Items from a dataset
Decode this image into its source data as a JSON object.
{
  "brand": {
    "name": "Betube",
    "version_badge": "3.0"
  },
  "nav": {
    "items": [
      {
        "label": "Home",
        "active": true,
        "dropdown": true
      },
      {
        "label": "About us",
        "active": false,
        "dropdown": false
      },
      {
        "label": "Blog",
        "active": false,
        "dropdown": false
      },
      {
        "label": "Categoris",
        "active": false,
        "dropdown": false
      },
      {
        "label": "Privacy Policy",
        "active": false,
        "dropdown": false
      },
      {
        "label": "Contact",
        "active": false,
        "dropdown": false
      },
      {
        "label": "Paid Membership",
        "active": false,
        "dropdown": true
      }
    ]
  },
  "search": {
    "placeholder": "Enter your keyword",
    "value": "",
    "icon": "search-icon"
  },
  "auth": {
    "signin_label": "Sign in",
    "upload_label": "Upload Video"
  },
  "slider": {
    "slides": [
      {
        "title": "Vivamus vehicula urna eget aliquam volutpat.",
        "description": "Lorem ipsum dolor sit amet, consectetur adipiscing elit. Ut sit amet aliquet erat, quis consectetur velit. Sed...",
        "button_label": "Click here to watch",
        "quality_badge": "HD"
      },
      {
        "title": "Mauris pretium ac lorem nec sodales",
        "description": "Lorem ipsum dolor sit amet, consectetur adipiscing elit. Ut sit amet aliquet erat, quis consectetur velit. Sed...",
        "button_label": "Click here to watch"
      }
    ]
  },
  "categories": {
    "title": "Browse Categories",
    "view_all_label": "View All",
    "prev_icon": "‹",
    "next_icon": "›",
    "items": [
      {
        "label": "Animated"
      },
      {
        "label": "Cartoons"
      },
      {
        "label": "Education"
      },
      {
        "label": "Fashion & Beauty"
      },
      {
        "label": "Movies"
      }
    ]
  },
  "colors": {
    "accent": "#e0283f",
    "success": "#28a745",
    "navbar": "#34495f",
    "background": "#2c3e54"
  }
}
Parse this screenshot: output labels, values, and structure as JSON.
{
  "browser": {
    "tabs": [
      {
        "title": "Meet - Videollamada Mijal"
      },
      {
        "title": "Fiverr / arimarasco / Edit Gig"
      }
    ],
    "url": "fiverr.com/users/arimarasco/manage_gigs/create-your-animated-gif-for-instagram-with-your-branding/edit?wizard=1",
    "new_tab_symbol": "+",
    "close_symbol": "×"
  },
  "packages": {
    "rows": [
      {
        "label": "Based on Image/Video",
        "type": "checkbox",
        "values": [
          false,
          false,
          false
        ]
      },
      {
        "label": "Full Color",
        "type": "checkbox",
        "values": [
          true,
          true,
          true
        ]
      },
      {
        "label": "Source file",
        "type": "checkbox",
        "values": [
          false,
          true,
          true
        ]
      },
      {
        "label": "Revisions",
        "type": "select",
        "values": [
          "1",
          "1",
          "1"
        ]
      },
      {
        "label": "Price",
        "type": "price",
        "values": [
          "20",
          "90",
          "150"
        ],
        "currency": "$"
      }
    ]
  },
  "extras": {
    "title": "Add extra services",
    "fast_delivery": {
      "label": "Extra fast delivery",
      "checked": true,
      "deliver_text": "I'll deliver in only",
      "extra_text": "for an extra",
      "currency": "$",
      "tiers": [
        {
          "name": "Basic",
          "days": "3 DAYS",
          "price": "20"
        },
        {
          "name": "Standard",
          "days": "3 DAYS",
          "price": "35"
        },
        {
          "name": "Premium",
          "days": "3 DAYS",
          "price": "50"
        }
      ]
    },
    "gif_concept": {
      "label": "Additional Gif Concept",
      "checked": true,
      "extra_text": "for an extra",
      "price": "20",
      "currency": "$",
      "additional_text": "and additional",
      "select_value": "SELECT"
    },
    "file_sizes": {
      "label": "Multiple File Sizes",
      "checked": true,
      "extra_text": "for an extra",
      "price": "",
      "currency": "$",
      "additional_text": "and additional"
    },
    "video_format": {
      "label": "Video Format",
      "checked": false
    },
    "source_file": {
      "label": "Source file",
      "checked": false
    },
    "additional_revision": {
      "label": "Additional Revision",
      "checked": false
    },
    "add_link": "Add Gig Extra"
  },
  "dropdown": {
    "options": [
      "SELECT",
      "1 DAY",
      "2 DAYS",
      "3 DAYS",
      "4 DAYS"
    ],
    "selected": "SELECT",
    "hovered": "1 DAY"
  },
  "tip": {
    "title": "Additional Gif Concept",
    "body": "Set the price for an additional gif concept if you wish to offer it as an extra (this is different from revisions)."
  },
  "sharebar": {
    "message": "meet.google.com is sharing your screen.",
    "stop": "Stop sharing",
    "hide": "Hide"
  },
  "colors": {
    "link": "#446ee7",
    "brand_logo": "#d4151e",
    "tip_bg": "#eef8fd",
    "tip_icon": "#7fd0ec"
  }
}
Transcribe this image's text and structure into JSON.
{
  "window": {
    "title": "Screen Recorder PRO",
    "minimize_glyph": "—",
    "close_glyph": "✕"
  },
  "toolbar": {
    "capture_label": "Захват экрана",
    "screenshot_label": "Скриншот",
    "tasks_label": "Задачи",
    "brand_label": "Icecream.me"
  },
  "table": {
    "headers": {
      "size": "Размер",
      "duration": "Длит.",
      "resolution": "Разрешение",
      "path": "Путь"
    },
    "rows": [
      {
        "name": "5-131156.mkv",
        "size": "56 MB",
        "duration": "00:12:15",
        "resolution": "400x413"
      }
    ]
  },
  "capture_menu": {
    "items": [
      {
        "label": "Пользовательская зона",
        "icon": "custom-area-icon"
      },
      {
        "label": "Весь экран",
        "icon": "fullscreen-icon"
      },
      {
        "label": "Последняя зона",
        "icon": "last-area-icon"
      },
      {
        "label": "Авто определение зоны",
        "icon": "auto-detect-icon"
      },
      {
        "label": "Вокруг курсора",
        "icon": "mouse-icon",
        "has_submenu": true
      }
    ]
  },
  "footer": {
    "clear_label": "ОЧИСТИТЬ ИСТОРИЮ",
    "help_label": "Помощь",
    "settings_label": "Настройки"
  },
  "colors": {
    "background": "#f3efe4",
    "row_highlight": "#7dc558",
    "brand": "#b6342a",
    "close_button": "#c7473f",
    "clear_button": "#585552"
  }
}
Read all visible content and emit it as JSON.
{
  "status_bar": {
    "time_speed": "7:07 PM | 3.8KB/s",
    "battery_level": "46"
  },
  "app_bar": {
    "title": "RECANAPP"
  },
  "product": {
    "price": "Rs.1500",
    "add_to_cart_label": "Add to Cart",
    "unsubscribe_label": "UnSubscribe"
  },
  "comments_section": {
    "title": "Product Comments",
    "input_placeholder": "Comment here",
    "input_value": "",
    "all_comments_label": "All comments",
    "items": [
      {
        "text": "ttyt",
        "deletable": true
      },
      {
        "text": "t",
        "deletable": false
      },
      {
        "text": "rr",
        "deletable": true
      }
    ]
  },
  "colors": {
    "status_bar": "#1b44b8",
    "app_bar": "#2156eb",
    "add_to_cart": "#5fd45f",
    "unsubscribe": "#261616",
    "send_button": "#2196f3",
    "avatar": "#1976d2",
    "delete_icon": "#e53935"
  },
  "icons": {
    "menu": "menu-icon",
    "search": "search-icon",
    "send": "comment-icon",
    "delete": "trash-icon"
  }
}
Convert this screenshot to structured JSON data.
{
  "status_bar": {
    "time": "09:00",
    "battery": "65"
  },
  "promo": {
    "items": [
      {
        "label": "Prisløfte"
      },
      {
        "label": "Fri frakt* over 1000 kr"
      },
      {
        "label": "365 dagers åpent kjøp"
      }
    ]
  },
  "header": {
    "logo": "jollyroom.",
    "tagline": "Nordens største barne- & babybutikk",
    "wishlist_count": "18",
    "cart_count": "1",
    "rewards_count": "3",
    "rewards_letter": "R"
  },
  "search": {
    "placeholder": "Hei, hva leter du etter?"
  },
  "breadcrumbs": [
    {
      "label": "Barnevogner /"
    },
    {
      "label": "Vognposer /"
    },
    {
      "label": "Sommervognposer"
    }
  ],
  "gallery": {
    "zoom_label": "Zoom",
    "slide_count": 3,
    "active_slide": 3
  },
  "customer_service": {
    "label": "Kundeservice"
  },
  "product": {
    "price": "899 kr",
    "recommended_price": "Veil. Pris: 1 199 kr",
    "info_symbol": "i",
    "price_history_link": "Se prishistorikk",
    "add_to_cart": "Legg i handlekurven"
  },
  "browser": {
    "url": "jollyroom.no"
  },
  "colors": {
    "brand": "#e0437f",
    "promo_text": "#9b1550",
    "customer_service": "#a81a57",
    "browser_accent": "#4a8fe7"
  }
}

§ What you need to do: Output only the lines from the one holding "Convert this screenshot" through the last line above, exactly as they appear.

§ Answer in full:
Convert this screenshot to structured JSON data.
{
  "status_bar": {
    "time": "09:00",
    "battery": "65"
  },
  "promo": {
    "items": [
      {
        "label": "Prisløfte"
      },
      {
        "label": "Fri frakt* over 1000 kr"
      },
      {
        "label": "365 dagers åpent kjøp"
      }
    ]
  },
  "header": {
    "logo": "jollyroom.",
    "tagline": "Nordens største barne- & babybutikk",
    "wishlist_count": "18",
    "cart_count": "1",
    "rewards_count": "3",
    "rewards_letter": "R"
  },
  "search": {
    "placeholder": "Hei, hva leter du etter?"
  },
  "breadcrumbs": [
    {
      "label": "Barnevogner /"
    },
    {
      "label": "Vognposer /"
    },
    {
      "label": "Sommervognposer"
    }
  ],
  "gallery": {
    "zoom_label": "Zoom",
    "slide_count": 3,
    "active_slide": 3
  },
  "customer_service": {
    "label": "Kundeservice"
  },
  "product": {
    "price": "899 kr",
    "recommended_price": "Veil. Pris: 1 199 kr",
    "info_symbol": "i",
    "price_history_link": "Se prishistorikk",
    "add_to_cart": "Legg i handlekurven"
  },
  "browser": {
    "url": "jollyroom.no"
  },
  "colors": {
    "brand": "#e0437f",
    "promo_text": "#9b1550",
    "customer_service": "#a81a57",
    "browser_accent": "#4a8fe7"
  }
}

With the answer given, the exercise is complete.